DOCUMENT TEXT:
Old Hat Stakes
- Class: Defunct (not raced since 2017)
- Location: Gulfstream Park Hallandale Beach, Florida
- Inaugurated: 1976
- Race type: Thoroughbred - Flat racing
- Website: www.gulfstreampark.com

Race information
- Distance: 6 furlongs
- Surface: Dirt
- Track: left-handed
- Qualification: Three-year-old fillies
- Purse: $100,000

= Old Hat Stakes =

The Old Hat Stakes was an American flat Thoroughbred horse race for three-year-old fillies held annually in early January at Gulfstream Park in Hallandale Beach, Florida. It was raced run over a distance of 6 furlongs on dirt. It became a graded race for the first time in 2005 and last held in 2017.

RECORDED DATA:
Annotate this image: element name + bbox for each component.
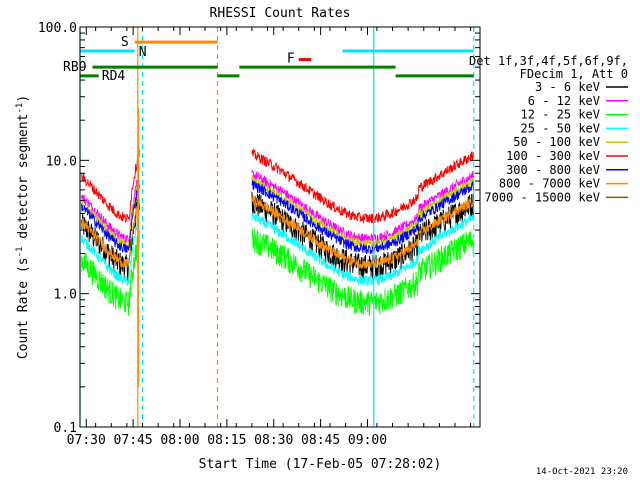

TASK 1:
In what year was the Old Hat Stakes first run, according to the race description?
TASK 2:
Please carry on writing the Old Hat Stakes description from the point where it ends.
The data above comes from a separate source.

FINAL ANSWER 1:
1976

FINAL ANSWER 2:
The race was named after Old Hat, an exceptional racing mare who often vied with the great Affectionately. Old Hat raced for six years and won the American Champion Older Female Horse award in 1964 and 1965. Old Hat started 80 times, winning 35, placing in 18, and showing in 9.

The Old Hat is an important prep race for the Kentucky Oaks.

==Past winners==

- 2017 - Wildcat Kate (Eduardo O. Nunez)
- 2016 - Lucy N Ethel (Joshua Navarro)
- 2015 - Ekati's Phaeton (Luis Saez)
- 2014 - Sweet Whiskey (Javier Castellano)
- 2013 - Kauai Katie (John Velazquez)
- 2012 - Sacristy (Kent Desormeaux)
- 2011 - Final Mesa (Joel Rosario)
- 2010 - Richiegirlgonewild (Timothy Thornton)
- 2009 - Gemswick Park (John Velazquez)
- 2008 - Game Face (John Velazquez)
- 2007 – Dream Rush (Rafael Bejarano) (Dreaming of Anna came in third.)
- 2006 – Misty Rosette (Sebastian Madrid) (Grade I winner, Swap Fliparoo, placed.)
- 2005 – Maddalena (John Velazquez)
- 2004 – Madcap Escapade (setting a stakes record for six furlongs) (Smokey Glaken came in third.)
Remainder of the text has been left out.